[Stored data entries]
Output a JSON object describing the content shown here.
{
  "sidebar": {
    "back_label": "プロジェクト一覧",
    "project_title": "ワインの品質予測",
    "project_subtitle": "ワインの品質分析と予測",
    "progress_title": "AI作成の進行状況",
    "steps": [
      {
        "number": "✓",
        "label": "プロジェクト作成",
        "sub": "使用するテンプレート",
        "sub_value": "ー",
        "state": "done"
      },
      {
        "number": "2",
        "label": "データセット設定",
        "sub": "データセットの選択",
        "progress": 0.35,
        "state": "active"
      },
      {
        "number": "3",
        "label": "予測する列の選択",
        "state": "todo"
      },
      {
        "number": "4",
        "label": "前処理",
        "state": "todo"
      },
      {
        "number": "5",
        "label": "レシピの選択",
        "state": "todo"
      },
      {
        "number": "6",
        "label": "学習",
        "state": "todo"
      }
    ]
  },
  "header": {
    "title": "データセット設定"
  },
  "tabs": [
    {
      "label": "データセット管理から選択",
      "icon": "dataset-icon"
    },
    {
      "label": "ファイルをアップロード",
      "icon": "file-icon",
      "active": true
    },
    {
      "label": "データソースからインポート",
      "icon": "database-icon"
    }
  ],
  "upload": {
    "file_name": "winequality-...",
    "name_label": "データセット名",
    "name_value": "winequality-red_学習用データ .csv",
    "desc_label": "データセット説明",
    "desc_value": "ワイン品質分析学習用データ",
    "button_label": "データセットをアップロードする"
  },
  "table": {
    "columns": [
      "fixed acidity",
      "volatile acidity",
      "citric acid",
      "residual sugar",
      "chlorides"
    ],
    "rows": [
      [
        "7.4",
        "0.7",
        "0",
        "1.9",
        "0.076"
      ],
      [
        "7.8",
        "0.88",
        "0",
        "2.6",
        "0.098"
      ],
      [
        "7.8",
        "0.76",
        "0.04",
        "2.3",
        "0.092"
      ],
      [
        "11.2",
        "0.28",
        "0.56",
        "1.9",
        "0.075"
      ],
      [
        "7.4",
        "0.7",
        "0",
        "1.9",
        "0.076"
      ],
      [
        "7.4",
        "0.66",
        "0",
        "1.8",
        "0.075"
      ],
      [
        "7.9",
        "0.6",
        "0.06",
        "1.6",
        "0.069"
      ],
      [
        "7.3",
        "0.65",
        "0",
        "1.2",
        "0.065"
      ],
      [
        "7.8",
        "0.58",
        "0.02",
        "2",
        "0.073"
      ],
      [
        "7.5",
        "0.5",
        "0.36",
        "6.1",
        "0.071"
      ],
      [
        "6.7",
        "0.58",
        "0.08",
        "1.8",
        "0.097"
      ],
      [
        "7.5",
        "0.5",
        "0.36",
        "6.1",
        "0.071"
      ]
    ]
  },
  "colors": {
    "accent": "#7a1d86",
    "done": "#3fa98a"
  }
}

> Your goal
Search the data for the string "winequality" and copy each line where it appears.

> Reply
    "file_name": "winequality-...",
    "name_value": "winequality-red_学習用データ .csv",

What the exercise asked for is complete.